## ATTIVITÀ DA SVOLGERE
- 1) Per favore, spiega in una, due o tre frasi perché, secondo il testo sui ricavi dei club in Champions, l'exploit dello Sporting impressiona.
- 2) Nel testo sui ricavi dei club in Champions, quanto ha incassato lo Sporting in premi Uefa l'anno scorso?
- 3) Scrivi il seguito del testo sui ricavi dei club in Champions, partendo dopo la sua ultima frase.

## ESTRATTO FORNITO
================================

I soldi non fanno la felicità. Sì, come no. Ditelo a quelli che si vedono sbranare in campo da chi fattura di più e, quindi, può permettersi i migliori. La Champions, macchina da soldi, ha costantemente alimentato la teoria darwiniana applicata al calcio: resistono i più forti, che spesso coincidono con i più ricchi. E più giochi in Champions, più guadagni. Le eccezioni, ormai, sono esigue. Prendete il tabellone a eliminazione diretta, che ha iniziato a comporsi dopo l’ultima giornata del mega-girone a 36: delle prime otto classificate, quelle già sicure di un posto agli ottavi, soltanto una non appartiene alla top ten europea dei ricavi. La graduatoria della coppa dice questo: 1° Arsenal, 2° Bayern, 3° Liverpool, 4° Tottenham, 5° Barcellona, 6° Chelsea, 7° Sporting, 8° Manchester City. La top ten dei fatturati (fonte Deloitte) dice quest’altro: 1° Real Madrid (1161 milioni), 2° Barcellona (975), 3° Bayern (861), 4° Psg (837), 5° Liverpool (836), 6° Manchester City (829), 7° Arsenal (822), 8° Manchester United (793), 9° Tottenham (673), 10° Chelsea (584).

L’intruso è lo Sporting, mentre mancano all’appello Real e Psg, costretti a disputare i playoff, e lo United, che non si è qualificato alla Champions per il secondo anno di fila. Le sette big che hanno staccato il pass diretto per il G16 hanno ricavi medi intorno agli 800 milioni. Ecco perché impressiona l’exploit portoghese. Sapete quanto ha dichiarato lo Sporting nell’ultimo bilancio? Un fatturato di 148 milioni: fuori non soltanto dalla Football Money League dei migliori 20 club, ma anche da un’ipotetica top 30, visto che per rientrarci servono almeno 200 milioni di ricavi. L’anno scorso, venendo eliminato ai playoff, lo Sporting ha incassato 47 milioni di premi Uefa, un terzo dell’intero giro d’affari. Quest’anno, con gli ottavi, è già a quota 60. In ogni caso, parliamo di una squadra che spende circa 90 milioni in stipendi: una potenza di fuoco che scolora di fronte alla concorrenza di Champions. Le spese per il personale delle altre qualificate vanno dai 520 milioni del Barcellona ai 500 del Liverpool, ai 470 del City, ai 450 del Bayern, ai 420 del Chelsea, ai 400 dell’Arsenal, fino ai 300 del Tottenham. Possono permetterselo - chi più chi meno - perché la polarizzazione del mercato calcistico ha creato veri e propri moloch su scala globale, in grado di generare risorse dall’interesse senza barriere di tifosi e sponsor.

================================

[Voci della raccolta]

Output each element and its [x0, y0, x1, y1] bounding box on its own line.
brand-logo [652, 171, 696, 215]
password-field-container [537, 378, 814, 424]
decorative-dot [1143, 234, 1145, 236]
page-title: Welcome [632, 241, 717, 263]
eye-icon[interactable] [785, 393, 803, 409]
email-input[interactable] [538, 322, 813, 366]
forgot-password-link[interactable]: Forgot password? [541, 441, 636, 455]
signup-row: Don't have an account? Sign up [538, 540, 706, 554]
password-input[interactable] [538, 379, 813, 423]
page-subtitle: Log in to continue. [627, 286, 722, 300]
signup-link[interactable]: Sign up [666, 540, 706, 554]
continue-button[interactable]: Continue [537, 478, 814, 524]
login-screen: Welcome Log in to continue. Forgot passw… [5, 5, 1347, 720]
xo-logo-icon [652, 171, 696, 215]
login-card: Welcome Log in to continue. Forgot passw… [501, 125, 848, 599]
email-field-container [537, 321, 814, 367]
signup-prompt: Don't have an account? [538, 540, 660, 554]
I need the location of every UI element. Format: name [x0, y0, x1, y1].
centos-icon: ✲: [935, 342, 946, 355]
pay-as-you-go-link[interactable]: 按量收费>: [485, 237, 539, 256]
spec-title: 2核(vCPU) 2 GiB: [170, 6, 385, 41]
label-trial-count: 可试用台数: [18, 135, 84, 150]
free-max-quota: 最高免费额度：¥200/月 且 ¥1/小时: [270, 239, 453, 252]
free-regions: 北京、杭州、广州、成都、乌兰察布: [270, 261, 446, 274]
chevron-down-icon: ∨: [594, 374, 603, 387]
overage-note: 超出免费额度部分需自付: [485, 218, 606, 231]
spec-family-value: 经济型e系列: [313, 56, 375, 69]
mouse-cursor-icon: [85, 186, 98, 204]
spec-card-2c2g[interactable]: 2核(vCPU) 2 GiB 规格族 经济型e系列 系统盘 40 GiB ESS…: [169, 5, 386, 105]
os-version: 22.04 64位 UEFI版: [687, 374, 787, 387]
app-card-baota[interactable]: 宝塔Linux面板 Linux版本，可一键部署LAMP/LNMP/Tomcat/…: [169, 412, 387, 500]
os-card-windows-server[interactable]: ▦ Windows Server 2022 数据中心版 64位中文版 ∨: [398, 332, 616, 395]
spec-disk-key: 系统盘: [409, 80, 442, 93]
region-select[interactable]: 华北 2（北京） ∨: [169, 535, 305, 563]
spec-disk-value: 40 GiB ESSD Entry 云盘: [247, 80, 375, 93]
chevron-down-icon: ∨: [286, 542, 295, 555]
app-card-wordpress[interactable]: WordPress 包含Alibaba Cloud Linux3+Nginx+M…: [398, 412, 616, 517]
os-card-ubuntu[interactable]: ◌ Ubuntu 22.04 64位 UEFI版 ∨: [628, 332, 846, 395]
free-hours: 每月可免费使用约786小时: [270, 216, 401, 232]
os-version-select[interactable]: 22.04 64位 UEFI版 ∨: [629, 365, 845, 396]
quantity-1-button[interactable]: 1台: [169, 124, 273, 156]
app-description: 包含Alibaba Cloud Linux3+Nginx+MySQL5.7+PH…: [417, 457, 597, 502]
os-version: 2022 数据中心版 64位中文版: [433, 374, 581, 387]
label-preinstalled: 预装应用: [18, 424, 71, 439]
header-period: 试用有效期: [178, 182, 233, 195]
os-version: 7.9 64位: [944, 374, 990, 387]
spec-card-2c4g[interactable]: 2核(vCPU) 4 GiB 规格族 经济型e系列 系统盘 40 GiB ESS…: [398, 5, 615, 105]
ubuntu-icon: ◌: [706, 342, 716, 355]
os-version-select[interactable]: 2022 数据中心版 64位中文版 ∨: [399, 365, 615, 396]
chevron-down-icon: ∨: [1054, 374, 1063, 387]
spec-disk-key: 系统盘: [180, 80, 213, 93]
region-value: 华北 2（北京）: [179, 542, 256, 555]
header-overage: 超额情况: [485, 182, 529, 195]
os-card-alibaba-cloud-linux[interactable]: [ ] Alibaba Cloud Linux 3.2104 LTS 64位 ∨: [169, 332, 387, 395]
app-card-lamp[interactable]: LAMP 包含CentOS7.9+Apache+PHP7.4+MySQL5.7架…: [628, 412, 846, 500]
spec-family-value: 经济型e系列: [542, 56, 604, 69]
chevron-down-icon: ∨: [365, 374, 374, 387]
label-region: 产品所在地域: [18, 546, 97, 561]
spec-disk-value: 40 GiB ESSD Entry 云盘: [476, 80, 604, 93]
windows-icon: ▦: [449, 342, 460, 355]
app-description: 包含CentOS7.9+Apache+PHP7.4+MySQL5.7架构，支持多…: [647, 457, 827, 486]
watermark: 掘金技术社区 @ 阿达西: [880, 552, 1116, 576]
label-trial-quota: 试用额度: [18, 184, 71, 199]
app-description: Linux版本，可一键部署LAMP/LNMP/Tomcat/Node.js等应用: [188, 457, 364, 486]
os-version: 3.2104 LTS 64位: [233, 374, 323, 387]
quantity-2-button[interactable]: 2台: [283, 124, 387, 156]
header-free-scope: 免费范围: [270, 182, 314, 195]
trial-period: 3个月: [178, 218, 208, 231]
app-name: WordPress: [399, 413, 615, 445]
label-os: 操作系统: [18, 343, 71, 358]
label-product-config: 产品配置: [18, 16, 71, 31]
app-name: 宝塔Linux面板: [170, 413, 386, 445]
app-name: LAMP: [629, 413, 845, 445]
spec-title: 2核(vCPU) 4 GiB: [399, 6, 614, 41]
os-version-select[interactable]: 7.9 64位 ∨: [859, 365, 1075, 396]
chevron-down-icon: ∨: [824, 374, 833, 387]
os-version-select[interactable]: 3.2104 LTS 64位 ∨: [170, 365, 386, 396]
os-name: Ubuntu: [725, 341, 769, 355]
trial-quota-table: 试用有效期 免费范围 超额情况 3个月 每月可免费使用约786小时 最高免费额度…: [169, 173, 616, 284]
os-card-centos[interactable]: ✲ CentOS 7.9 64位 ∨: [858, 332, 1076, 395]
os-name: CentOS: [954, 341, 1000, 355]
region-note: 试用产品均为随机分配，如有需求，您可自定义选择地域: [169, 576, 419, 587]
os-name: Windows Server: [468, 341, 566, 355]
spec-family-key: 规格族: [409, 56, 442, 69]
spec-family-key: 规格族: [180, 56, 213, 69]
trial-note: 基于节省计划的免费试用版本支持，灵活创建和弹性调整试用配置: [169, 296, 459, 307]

================================

## RISPOSTE PER ATTIVITÀ
- 1) L'exploit impressiona perché le sette grandi squadre qualificate direttamente agli ottavi hanno ricavi medi intorno agli 800 milioni. Lo Sporting, invece, ha dichiarato nell'ultimo bilancio un fatturato di 148 milioni.

- 2) 47 milioni.

- 3)
L’esito della prima fase di Champions, poi, ha confermato una storia nella storia: quella del dominio dell’Inghilterra. Delle otto qualificate dirette, ben cinque provengono dalla Premier League. Hanno abbattuto il mostro della Superlega, ma la Superlega, di fatto, covava già in casa. Come definire altrimenti un campionato che, soprattutto grazie agli ineguagliabili contratti televisivi, nel 2023-24 è arrivato a un fatturato aggregato di 7,4 miliardi di euro, con una crescita dell’88% nell’arco di un decennio? Le altre leghe top seguono a distanze siderali: 3,8 miliardi per Bundesliga e Liga, 2,9 miliardi per la Serie A, 2,6 miliardi per la Ligue 1. Nell’attuale stagione, secondo le proiezioni di Deloitte, la Premier sfonderà per la prima volta il muro degli 8 miliardi. Poco importa se, nonostante questa pioggia di denaro, le gestioni d’Oltremanica fanno acqua, con una perdita aggregata di 160 milioni registrata nel 2023-24 dai 20 club. Le inglesi continuano a spendere e spandere, contribuendo all’inflazione dei costi per trasferimenti e stipendi. Uno shopping compulsivo da cui la Serie A è ormai tagliata fuori da tempo.